*EXTRACTED DATA*
=======
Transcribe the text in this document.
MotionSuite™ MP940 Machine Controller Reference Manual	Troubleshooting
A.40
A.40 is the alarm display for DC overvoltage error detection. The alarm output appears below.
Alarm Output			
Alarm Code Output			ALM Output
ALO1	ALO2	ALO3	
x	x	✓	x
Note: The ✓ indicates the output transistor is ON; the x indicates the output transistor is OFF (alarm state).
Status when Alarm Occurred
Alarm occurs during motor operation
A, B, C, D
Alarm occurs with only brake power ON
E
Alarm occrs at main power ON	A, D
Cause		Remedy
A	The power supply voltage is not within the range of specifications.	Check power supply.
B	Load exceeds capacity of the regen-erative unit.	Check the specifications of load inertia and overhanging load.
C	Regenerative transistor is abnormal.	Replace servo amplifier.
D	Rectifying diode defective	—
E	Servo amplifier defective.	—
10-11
=======
*REQUIRED WORK*
Return the material in full, exactly as shown.

*ANSWER TO THE TASK*
Transcribe the text in this document.
MotionSuite™ MP940 Machine Controller Reference Manual	Troubleshooting
A.40
A.40 is the alarm display for DC overvoltage error detection. The alarm output appears below.
Alarm Output			
Alarm Code Output			ALM Output
ALO1	ALO2	ALO3	
x	x	✓	x
Note: The ✓ indicates the output transistor is ON; the x indicates the output transistor is OFF (alarm state).
Status when Alarm Occurred
Alarm occurs during motor operation
A, B, C, D
Alarm occurs with only brake power ON
E
Alarm occrs at main power ON	A, D
Cause		Remedy
A	The power supply voltage is not within the range of specifications.	Check power supply.
B	Load exceeds capacity of the regen-erative unit.	Check the specifications of load inertia and overhanging load.
C	Regenerative transistor is abnormal.	Replace servo amplifier.
D	Rectifying diode defective	—
E	Servo amplifier defective.	—
10-11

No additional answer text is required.